> _DOCUMENT EXCERPT_:
▼▼▼

The ACLU points out that this conveyance of location information to the service provider nevertheless must be voluntary in order for the cell phone owner to relinquish his privacy interest in the data. The ACLU asserts that here it is not. According to the ACLU, “[w]hen a cell phone user makes or receives a call, there is no indication to the user that making or receiving that call will ... locate the caller.” A user cannot voluntarily convey something which he does not know he has.
The Government disputes the assertion that cell phone users do not voluntarily convey location information. It contends that the users know that they convey information about their location to their service providers when they make a call and that they voluntarily continue to make such calls. We agree.
In Smith, the Supreme Court recognized that:
All telephone users realize that they must “convey” phone numbers to the telephone company, since it is through telephone company switching equipment that their calls are completed. All subscribers realize, moreover, that the phone company has facilities for making permanent records of the numbers they dial, for they see a list of their long-distance (toll) calls on their monthly bills.
442 U.S. at 742, 99 S.Ct. 2577. Furthermore, it observed that “[m]ost phone books tell subscribers, on a page entitled ‘Consumer Information,’ that the company ‘can frequently help in identifying to the authorities the origin of unwelcome and troublesome calls.’” Id. at 742-43, 99 S.Ct. 2577.
*613A cell service subscriber, like a telephone user, understands that his cell phone must send a signal to a nearby cell tower in order to wirelessly connect his call. See United States v. Madison, No. 11-60285-CR, 2012 WL 3095357, at *8 (SJD.Fla. July 30, 2012) (unpublished) (“[C]ell-phone users have knowledge that when they place or receive calls, they, through their cell phones, are transmitting signals to the nearest cell tower, and, thus, to their communications service providers.”). Cell phone users recognize that, if their phone cannot pick up a signal (or “has no bars”), they are out of the range of their service provider’s network of towers. And they realize that, if many customers in an area attempt to make calls at the same time, they may overload the network’s local towers, and the calls may not go through. Even if this cell phone-to-tower signal transmission was not “common knowledge,” California v. Greenwood, 486 U.S. 35, 40, 108 S.Ct. 1625, 100 L.Ed.2d 30 (1988), the Government also has presented evidence that' cell service providers’ and subscribers’ contractual terms of service and providers’ privacy policies expressly state that a provider uses a subscriber’s location information to route his cell phone calls. In addition, these documents inform subscribers that the providers not only use the information, but collect it. See also Madison, 2012 WL 3095357, at *8 (“Moreover, the cell-phone-using public knows that communications companies make and maintain permanent records regarding cell-phone usage, as many different types of billing plans are available----Some plans also impose additional charges when a cell phone is used outside its ‘home area’ (known commonly as ‘roaming’ charges). In order to bill in these different ways, communications companies must maintain the requisite data, including cell-tower information.”). Finally, they make clear that providers will turn over these records to government officials if served with a court order. Cell phone users, therefore, understand that their service providers record their location information when they use their phones at least to the same extent that the landline users in Smith understood that the phone company recorded the numbers they dialed.

▲▲▲

> _DATA ROWS_:
▼▼▼

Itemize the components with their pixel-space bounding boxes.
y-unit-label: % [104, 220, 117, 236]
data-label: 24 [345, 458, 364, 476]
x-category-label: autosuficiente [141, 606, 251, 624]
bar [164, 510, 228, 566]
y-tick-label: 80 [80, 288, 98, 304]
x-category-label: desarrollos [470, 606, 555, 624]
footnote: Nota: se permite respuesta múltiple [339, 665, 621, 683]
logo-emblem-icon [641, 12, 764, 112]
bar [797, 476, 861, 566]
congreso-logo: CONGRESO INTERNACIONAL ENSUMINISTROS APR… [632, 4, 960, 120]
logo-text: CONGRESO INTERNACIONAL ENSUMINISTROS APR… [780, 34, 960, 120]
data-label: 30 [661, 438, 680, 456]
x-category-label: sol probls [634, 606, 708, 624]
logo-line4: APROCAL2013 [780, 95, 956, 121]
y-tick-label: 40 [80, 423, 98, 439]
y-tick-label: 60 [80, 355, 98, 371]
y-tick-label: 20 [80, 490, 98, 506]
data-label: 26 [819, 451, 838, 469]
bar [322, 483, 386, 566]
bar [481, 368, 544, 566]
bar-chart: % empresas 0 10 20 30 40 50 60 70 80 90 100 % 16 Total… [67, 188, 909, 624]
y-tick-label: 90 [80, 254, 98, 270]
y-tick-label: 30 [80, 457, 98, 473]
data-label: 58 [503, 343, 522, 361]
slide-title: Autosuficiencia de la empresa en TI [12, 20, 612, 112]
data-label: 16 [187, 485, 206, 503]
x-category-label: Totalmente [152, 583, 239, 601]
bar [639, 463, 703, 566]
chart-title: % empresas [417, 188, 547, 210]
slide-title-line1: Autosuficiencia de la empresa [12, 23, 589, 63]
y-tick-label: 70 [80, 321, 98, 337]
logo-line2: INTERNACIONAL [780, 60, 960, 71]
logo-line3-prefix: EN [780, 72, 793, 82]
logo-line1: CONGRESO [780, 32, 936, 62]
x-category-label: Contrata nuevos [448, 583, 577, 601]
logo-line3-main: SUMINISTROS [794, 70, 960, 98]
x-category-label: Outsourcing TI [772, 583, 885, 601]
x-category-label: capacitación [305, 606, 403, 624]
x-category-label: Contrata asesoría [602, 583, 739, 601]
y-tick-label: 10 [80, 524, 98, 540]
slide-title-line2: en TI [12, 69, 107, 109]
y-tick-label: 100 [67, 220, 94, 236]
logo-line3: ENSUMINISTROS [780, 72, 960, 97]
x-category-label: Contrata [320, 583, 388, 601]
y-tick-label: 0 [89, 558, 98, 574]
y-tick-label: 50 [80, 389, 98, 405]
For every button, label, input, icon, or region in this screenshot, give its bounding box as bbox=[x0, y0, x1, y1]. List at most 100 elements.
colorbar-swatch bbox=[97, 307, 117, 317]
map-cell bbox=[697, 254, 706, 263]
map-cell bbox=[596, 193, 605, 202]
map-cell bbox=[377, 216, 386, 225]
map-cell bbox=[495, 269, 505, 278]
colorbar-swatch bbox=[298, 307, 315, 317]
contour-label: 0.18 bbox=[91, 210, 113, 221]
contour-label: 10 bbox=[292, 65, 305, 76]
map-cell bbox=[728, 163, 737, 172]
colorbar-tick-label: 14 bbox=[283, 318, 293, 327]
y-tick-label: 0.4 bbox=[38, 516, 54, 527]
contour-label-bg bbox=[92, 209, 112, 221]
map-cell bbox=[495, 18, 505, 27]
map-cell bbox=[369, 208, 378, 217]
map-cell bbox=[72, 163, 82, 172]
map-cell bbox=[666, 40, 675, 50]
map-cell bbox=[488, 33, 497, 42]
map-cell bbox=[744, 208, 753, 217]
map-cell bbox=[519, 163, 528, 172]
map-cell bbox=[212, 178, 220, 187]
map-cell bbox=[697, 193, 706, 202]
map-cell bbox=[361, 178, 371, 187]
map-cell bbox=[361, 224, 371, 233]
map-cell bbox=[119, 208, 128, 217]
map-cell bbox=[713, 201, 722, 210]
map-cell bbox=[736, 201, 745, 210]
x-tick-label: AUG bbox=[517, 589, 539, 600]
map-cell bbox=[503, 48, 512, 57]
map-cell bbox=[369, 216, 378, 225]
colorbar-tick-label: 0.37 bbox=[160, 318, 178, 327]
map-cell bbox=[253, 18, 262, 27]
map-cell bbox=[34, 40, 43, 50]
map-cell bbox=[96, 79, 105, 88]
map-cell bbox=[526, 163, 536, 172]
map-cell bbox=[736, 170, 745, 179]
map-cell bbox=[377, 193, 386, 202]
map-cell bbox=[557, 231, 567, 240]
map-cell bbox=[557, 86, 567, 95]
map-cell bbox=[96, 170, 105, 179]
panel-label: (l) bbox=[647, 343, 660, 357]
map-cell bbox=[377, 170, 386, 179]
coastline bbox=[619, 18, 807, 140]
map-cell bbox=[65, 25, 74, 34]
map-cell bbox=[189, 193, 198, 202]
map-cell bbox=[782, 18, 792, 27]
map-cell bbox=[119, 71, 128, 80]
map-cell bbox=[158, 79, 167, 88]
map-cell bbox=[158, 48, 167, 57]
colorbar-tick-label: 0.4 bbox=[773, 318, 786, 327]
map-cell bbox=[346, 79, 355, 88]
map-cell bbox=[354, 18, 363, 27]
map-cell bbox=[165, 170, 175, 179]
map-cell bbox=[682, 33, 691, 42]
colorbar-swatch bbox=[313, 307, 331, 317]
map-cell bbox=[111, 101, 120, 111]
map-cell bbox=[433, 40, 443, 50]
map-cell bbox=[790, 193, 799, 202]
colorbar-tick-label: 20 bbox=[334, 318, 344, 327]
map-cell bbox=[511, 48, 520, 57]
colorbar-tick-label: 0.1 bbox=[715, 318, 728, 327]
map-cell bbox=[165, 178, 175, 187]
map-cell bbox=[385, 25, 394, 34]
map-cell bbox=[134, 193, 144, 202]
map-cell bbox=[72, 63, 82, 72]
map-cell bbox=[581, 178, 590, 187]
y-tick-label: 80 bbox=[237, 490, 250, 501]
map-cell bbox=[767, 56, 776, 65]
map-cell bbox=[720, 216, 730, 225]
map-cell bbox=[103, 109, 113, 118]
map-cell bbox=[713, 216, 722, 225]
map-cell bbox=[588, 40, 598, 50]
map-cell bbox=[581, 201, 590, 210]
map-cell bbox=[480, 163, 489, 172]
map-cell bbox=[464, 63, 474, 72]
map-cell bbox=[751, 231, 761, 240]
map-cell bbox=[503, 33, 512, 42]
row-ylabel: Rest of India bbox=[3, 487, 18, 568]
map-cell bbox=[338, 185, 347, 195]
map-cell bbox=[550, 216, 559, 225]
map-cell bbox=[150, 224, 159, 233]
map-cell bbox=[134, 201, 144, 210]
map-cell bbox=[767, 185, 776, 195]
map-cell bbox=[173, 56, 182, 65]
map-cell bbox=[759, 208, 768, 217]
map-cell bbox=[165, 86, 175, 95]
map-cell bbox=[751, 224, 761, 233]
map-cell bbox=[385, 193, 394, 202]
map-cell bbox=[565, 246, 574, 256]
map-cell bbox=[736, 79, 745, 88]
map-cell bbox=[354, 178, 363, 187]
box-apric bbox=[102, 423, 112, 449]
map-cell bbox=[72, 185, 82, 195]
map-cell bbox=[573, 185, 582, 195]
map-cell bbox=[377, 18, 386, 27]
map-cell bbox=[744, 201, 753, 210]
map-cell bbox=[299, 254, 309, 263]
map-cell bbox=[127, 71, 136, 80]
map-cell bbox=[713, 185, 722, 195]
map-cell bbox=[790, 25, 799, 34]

▲▲▲

> _PROBLEMS TO SOLVE_:
[a] Output the passage from the excerpt on cell phone location privacy starting with "In Smith, the" and going on through "their monthly bills.".
[b] According to the passage quoted from Smith in the excerpt on cell phone location privacy, where do subscribers see a list of their long-distance calls?
[c] Summarize the excerpt on cell phone location privacy in two sentences.
The listing comes from a separate source.

> _SOLUTION SET_:
[a]
In Smith, the Supreme Court recognized that:
All telephone users realize that they must “convey” phone numbers to the telephone company, since it is through telephone company switching equipment that their calls are completed. All subscribers realize, moreover, that the phone company has facilities for making permanent records of the numbers they dial, for they see a list of their long-distance (toll) calls on their monthly bills.

[b] On their monthly bills.

[c] The ACLU argues that cell phone users do not voluntarily convey location information to their service providers because nothing tells them a call will locate them, but the Government disputes this and the text agrees with the Government. Drawing on Smith, it reasons that users know their phones send signals to nearby towers, and that terms of service and privacy policies state that providers use and collect location information and will turn those records over to government officials if served with a court order.